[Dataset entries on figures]
____________________
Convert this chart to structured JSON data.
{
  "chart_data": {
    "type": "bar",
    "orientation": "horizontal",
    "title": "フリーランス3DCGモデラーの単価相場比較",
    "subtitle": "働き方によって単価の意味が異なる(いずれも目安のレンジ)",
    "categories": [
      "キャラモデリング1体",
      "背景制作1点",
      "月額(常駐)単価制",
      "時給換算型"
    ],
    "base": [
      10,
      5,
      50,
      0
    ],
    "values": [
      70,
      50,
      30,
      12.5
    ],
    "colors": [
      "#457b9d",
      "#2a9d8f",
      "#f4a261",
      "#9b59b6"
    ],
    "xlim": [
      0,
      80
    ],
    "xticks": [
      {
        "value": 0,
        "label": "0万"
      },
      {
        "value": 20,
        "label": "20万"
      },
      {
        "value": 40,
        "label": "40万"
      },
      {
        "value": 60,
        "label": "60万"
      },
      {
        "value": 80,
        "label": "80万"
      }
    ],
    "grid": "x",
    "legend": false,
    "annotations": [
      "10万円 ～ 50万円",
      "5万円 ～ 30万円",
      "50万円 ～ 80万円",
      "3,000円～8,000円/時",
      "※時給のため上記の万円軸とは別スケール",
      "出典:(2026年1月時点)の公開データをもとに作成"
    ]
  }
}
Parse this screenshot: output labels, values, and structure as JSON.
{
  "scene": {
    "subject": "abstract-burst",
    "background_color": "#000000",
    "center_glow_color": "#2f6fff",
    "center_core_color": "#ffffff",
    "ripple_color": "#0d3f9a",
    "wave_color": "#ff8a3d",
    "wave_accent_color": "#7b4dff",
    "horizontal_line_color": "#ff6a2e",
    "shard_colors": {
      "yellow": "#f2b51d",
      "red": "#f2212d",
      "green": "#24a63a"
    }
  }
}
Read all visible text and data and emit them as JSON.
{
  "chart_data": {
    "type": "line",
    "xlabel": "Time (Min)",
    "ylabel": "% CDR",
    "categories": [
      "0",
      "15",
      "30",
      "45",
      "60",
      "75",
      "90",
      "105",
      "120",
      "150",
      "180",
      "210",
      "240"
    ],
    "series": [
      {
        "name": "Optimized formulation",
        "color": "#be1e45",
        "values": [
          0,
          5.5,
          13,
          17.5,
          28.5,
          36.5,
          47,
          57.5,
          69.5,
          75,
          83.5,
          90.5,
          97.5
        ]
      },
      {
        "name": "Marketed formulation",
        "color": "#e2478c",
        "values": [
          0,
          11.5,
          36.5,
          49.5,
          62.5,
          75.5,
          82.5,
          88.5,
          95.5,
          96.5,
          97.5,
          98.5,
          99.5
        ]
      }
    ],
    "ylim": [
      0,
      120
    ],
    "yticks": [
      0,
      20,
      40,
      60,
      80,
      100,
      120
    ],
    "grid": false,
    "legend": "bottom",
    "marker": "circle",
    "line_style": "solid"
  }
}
____________________
Extract every line from the records above that contains the word "this".

Convert this chart to structured JSON data.
Parse this screenshot: output labels, values, and structure as JSON.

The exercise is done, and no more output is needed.